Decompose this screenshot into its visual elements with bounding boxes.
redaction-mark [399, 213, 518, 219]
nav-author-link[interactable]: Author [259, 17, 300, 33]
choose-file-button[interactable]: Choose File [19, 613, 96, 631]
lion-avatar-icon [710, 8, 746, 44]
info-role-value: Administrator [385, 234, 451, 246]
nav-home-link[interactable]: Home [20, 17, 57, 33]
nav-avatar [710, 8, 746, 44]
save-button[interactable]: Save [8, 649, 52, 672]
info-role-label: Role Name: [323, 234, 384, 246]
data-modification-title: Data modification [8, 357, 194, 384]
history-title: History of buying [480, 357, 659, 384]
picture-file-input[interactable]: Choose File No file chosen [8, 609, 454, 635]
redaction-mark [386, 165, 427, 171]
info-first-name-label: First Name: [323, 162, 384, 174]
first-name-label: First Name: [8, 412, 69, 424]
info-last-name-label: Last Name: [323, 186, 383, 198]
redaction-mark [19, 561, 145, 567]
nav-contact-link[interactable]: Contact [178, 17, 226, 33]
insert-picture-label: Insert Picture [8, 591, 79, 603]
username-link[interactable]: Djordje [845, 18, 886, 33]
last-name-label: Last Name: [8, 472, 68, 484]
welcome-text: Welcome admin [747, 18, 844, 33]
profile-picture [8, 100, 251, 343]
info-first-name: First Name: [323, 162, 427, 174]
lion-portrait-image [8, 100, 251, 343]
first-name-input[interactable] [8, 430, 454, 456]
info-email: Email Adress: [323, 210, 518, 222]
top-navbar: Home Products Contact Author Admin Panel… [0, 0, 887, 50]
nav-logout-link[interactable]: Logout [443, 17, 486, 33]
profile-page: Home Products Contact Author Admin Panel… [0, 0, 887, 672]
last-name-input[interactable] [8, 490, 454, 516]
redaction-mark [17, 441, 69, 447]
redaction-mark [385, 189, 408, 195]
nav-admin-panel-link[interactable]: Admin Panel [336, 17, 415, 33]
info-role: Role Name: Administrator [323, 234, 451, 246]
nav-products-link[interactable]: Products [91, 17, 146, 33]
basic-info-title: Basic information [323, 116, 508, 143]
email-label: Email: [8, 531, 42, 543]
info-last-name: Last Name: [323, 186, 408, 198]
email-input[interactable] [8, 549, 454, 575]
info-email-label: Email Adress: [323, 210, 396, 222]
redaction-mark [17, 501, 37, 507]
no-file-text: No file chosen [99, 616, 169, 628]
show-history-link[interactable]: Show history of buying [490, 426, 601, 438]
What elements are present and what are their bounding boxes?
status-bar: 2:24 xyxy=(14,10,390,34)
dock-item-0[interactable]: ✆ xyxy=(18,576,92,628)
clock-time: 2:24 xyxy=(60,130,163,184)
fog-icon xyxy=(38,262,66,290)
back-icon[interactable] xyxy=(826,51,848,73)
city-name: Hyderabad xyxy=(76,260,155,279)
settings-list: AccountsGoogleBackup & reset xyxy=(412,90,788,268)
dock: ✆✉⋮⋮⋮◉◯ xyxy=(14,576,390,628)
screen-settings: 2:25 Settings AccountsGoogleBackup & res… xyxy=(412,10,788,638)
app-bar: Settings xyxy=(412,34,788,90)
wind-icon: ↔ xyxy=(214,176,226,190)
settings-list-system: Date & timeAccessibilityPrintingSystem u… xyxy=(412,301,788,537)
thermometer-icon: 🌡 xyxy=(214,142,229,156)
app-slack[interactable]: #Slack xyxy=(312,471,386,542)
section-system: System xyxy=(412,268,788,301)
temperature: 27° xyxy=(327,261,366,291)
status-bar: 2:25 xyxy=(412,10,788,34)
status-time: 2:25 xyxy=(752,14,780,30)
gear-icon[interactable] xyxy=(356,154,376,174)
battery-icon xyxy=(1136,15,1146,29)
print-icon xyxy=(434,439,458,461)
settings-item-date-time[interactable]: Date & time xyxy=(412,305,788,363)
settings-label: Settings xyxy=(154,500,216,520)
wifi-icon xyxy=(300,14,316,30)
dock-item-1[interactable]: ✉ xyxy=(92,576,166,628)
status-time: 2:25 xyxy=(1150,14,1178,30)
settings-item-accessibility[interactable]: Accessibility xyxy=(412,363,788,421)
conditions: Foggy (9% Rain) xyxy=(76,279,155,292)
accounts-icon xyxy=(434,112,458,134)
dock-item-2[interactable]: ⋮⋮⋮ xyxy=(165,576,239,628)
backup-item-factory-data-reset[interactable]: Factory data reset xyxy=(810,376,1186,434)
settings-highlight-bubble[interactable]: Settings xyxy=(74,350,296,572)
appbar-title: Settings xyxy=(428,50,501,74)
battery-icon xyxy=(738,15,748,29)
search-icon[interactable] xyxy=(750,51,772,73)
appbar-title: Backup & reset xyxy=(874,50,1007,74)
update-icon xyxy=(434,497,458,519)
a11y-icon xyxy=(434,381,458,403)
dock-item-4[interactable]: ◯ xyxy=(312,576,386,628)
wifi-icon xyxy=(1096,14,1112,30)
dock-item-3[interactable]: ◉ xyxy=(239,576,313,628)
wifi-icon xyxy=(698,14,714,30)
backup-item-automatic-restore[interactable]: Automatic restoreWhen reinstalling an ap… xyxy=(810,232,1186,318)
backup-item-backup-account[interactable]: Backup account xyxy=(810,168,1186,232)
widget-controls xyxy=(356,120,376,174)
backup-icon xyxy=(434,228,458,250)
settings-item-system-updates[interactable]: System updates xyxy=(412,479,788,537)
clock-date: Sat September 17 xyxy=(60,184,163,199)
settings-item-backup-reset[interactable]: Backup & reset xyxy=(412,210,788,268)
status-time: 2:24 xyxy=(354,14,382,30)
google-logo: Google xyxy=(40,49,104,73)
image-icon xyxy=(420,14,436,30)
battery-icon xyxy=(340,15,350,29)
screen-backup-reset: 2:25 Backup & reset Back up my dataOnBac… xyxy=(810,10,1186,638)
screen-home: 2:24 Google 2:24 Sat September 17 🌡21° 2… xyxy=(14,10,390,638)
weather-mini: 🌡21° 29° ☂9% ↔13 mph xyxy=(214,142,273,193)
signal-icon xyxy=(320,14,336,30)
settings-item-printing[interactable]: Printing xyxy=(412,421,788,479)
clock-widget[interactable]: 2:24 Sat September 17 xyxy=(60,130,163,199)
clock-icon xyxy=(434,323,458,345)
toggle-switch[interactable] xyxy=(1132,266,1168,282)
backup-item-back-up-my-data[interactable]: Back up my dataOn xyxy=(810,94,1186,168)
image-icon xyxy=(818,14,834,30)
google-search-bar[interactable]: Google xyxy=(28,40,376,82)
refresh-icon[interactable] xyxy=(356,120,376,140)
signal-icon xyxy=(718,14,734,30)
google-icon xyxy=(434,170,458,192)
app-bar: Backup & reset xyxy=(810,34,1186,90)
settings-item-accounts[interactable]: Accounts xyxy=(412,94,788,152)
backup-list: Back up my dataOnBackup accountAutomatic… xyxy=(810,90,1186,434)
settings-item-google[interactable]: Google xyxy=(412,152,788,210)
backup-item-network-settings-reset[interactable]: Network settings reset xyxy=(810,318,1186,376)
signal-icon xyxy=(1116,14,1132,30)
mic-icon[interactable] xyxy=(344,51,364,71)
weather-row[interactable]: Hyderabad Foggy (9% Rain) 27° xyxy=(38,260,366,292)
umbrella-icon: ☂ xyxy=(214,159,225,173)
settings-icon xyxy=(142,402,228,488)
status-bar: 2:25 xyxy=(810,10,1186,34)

(INSTRUCTION) Reproduce the data word for word, from its first line through the line containing "redaction-mark [19, 561, 145, 567]", including both of those lines.

(RESPONSE TO THE TASK)
Decompose this screenshot into its visual elements with bounding boxes.
redaction-mark [399, 213, 518, 219]
nav-author-link[interactable]: Author [259, 17, 300, 33]
choose-file-button[interactable]: Choose File [19, 613, 96, 631]
lion-avatar-icon [710, 8, 746, 44]
info-role-value: Administrator [385, 234, 451, 246]
nav-home-link[interactable]: Home [20, 17, 57, 33]
nav-avatar [710, 8, 746, 44]
save-button[interactable]: Save [8, 649, 52, 672]
info-role-label: Role Name: [323, 234, 384, 246]
data-modification-title: Data modification [8, 357, 194, 384]
history-title: History of buying [480, 357, 659, 384]
picture-file-input[interactable]: Choose File No file chosen [8, 609, 454, 635]
redaction-mark [386, 165, 427, 171]
info-first-name-label: First Name: [323, 162, 384, 174]
first-name-label: First Name: [8, 412, 69, 424]
info-last-name-label: Last Name: [323, 186, 383, 198]
redaction-mark [19, 561, 145, 567]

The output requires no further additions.